EXERCISE AIM =>
Print the entries below in their entirety, exactly as they are written.

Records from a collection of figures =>
::::::::

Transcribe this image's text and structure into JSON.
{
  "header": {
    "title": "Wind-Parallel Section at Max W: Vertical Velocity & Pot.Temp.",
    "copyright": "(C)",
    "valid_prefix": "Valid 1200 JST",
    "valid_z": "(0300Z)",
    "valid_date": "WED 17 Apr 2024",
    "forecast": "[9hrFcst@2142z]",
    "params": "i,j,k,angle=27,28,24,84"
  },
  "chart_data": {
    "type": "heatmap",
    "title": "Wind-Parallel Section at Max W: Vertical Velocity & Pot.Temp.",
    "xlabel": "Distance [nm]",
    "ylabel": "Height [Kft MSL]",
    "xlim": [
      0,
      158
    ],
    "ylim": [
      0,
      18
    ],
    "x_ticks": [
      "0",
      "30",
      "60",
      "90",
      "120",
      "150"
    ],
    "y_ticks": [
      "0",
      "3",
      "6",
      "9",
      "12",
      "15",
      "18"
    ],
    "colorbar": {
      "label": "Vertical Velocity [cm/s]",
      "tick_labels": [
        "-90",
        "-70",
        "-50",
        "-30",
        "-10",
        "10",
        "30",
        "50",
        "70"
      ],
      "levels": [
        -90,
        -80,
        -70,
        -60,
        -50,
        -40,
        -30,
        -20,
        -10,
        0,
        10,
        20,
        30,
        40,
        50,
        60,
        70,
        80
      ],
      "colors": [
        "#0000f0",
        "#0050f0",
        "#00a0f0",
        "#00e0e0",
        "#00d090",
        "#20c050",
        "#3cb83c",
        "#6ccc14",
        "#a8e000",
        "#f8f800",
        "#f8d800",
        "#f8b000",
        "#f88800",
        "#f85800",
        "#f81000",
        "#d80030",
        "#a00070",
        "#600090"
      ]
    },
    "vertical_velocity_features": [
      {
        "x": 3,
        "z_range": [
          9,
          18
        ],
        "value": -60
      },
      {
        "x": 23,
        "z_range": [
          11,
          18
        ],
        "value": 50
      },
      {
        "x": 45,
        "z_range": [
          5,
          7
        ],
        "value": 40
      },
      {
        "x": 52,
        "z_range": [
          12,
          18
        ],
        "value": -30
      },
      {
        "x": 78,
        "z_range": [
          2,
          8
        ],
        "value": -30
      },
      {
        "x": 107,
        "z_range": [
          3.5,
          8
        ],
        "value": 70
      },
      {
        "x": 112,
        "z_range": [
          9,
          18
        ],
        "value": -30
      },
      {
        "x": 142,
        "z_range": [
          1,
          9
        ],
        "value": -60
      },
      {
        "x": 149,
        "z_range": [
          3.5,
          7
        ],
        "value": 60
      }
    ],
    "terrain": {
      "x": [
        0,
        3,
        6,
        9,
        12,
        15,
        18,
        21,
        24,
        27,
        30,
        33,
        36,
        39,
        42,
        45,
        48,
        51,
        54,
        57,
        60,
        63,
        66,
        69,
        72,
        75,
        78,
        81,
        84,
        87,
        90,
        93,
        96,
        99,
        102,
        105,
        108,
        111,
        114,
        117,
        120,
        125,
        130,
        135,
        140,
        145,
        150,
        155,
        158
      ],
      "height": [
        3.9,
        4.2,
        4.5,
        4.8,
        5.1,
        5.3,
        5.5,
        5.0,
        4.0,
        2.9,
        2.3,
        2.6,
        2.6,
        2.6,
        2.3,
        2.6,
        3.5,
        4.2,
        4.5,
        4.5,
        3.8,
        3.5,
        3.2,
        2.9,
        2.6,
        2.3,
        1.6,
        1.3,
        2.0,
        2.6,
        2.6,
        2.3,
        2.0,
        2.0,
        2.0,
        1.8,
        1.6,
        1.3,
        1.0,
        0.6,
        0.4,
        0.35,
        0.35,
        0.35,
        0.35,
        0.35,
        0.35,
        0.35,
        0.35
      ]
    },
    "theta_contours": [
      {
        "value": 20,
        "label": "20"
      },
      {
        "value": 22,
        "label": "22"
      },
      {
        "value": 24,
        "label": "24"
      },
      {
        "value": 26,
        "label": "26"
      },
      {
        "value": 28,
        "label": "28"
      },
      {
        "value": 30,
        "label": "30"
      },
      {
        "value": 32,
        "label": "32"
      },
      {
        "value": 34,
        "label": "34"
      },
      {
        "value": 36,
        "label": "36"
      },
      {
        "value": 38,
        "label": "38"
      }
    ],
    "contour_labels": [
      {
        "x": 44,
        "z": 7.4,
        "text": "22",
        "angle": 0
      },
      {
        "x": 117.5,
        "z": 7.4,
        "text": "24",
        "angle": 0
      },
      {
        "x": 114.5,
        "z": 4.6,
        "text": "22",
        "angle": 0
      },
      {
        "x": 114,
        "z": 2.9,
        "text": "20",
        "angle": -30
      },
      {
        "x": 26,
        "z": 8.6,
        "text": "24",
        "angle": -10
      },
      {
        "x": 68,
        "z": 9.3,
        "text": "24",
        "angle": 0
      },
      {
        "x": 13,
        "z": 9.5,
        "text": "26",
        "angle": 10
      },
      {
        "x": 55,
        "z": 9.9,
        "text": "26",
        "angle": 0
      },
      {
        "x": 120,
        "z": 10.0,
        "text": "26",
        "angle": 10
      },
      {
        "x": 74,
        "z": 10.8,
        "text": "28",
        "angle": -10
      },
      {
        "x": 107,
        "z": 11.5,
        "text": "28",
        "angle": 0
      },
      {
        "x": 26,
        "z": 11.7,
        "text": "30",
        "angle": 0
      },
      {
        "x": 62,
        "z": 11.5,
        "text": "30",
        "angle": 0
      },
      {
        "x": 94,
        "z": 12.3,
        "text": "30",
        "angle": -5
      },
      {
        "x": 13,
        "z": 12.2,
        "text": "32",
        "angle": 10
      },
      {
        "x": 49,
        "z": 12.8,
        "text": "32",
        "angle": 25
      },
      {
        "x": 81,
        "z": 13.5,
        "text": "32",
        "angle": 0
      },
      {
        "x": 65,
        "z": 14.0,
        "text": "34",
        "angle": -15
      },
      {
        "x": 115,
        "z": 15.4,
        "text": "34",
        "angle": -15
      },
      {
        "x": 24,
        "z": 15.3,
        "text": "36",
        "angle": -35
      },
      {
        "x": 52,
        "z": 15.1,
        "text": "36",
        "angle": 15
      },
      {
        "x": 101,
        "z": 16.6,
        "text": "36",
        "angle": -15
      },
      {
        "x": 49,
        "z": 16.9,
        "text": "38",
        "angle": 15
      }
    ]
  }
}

::::::::

RESPONSE TO THIS EXERCISE =>
Transcribe this image's text and structure into JSON.
{
  "header": {
    "title": "Wind-Parallel Section at Max W: Vertical Velocity & Pot.Temp.",
    "copyright": "(C)",
    "valid_prefix": "Valid 1200 JST",
    "valid_z": "(0300Z)",
    "valid_date": "WED 17 Apr 2024",
    "forecast": "[9hrFcst@2142z]",
    "params": "i,j,k,angle=27,28,24,84"
  },
  "chart_data": {
    "type": "heatmap",
    "title": "Wind-Parallel Section at Max W: Vertical Velocity & Pot.Temp.",
    "xlabel": "Distance [nm]",
    "ylabel": "Height [Kft MSL]",
    "xlim": [
      0,
      158
    ],
    "ylim": [
      0,
      18
    ],
    "x_ticks": [
      "0",
      "30",
      "60",
      "90",
      "120",
      "150"
    ],
    "y_ticks": [
      "0",
      "3",
      "6",
      "9",
      "12",
      "15",
      "18"
    ],
    "colorbar": {
      "label": "Vertical Velocity [cm/s]",
      "tick_labels": [
        "-90",
        "-70",
        "-50",
        "-30",
        "-10",
        "10",
        "30",
        "50",
        "70"
      ],
      "levels": [
        -90,
        -80,
        -70,
        -60,
        -50,
        -40,
        -30,
        -20,
        -10,
        0,
        10,
        20,
        30,
        40,
        50,
        60,
        70,
        80
      ],
      "colors": [
        "#0000f0",
        "#0050f0",
        "#00a0f0",
        "#00e0e0",
        "#00d090",
        "#20c050",
        "#3cb83c",
        "#6ccc14",
        "#a8e000",
        "#f8f800",
        "#f8d800",
        "#f8b000",
        "#f88800",
        "#f85800",
        "#f81000",
        "#d80030",
        "#a00070",
        "#600090"
      ]
    },
    "vertical_velocity_features": [
      {
        "x": 3,
        "z_range": [
          9,
          18
        ],
        "value": -60
      },
      {
        "x": 23,
        "z_range": [
          11,
          18
        ],
        "value": 50
      },
      {
        "x": 45,
        "z_range": [
          5,
          7
        ],
        "value": 40
      },
      {
        "x": 52,
        "z_range": [
          12,
          18
        ],
        "value": -30
      },
      {
        "x": 78,
        "z_range": [
          2,
          8
        ],
        "value": -30
      },
      {
        "x": 107,
        "z_range": [
          3.5,
          8
        ],
        "value": 70
      },
      {
        "x": 112,
        "z_range": [
          9,
          18
        ],
        "value": -30
      },
      {
        "x": 142,
        "z_range": [
          1,
          9
        ],
        "value": -60
      },
      {
        "x": 149,
        "z_range": [
          3.5,
          7
        ],
        "value": 60
      }
    ],
    "terrain": {
      "x": [
        0,
        3,
        6,
        9,
        12,
        15,
        18,
        21,
        24,
        27,
        30,
        33,
        36,
        39,
        42,
        45,
        48,
        51,
        54,
        57,
        60,
        63,
        66,
        69,
        72,
        75,
        78,
        81,
        84,
        87,
        90,
        93,
        96,
        99,
        102,
        105,
        108,
        111,
        114,
        117,
        120,
        125,
        130,
        135,
        140,
        145,
        150,
        155,
        158
      ],
      "height": [
        3.9,
        4.2,
        4.5,
        4.8,
        5.1,
        5.3,
        5.5,
        5.0,
        4.0,
        2.9,
        2.3,
        2.6,
        2.6,
        2.6,
        2.3,
        2.6,
        3.5,
        4.2,
        4.5,
        4.5,
        3.8,
        3.5,
        3.2,
        2.9,
        2.6,
        2.3,
        1.6,
        1.3,
        2.0,
        2.6,
        2.6,
        2.3,
        2.0,
        2.0,
        2.0,
        1.8,
        1.6,
        1.3,
        1.0,
        0.6,
        0.4,
        0.35,
        0.35,
        0.35,
        0.35,
        0.35,
        0.35,
        0.35,
        0.35
      ]
    },
    "theta_contours": [
      {
        "value": 20,
        "label": "20"
      },
      {
        "value": 22,
        "label": "22"
      },
      {
        "value": 24,
        "label": "24"
      },
      {
        "value": 26,
        "label": "26"
      },
      {
        "value": 28,
        "label": "28"
      },
      {
        "value": 30,
        "label": "30"
      },
      {
        "value": 32,
        "label": "32"
      },
      {
        "value": 34,
        "label": "34"
      },
      {
        "value": 36,
        "label": "36"
      },
      {
        "value": 38,
        "label": "38"
      }
    ],
    "contour_labels": [
      {
        "x": 44,
        "z": 7.4,
        "text": "22",
        "angle": 0
      },
      {
        "x": 117.5,
        "z": 7.4,
        "text": "24",
        "angle": 0
      },
      {
        "x": 114.5,
        "z": 4.6,
        "text": "22",
        "angle": 0
      },
      {
        "x": 114,
        "z": 2.9,
        "text": "20",
        "angle": -30
      },
      {
        "x": 26,
        "z": 8.6,
        "text": "24",
        "angle": -10
      },
      {
        "x": 68,
        "z": 9.3,
        "text": "24",
        "angle": 0
      },
      {
        "x": 13,
        "z": 9.5,
        "text": "26",
        "angle": 10
      },
      {
        "x": 55,
        "z": 9.9,
        "text": "26",
        "angle": 0
      },
      {
        "x": 120,
        "z": 10.0,
        "text": "26",
        "angle": 10
      },
      {
        "x": 74,
        "z": 10.8,
        "text": "28",
        "angle": -10
      },
      {
        "x": 107,
        "z": 11.5,
        "text": "28",
        "angle": 0
      },
      {
        "x": 26,
        "z": 11.7,
        "text": "30",
        "angle": 0
      },
      {
        "x": 62,
        "z": 11.5,
        "text": "30",
        "angle": 0
      },
      {
        "x": 94,
        "z": 12.3,
        "text": "30",
        "angle": -5
      },
      {
        "x": 13,
        "z": 12.2,
        "text": "32",
        "angle": 10
      },
      {
        "x": 49,
        "z": 12.8,
        "text": "32",
        "angle": 25
      },
      {
        "x": 81,
        "z": 13.5,
        "text": "32",
        "angle": 0
      },
      {
        "x": 65,
        "z": 14.0,
        "text": "34",
        "angle": -15
      },
      {
        "x": 115,
        "z": 15.4,
        "text": "34",
        "angle": -15
      },
      {
        "x": 24,
        "z": 15.3,
        "text": "36",
        "angle": -35
      },
      {
        "x": 52,
        "z": 15.1,
        "text": "36",
        "angle": 15
      },
      {
        "x": 101,
        "z": 16.6,
        "text": "36",
        "angle": -15
      },
      {
        "x": 49,
        "z": 16.9,
        "text": "38",
        "angle": 15
      }
    ]
  }
}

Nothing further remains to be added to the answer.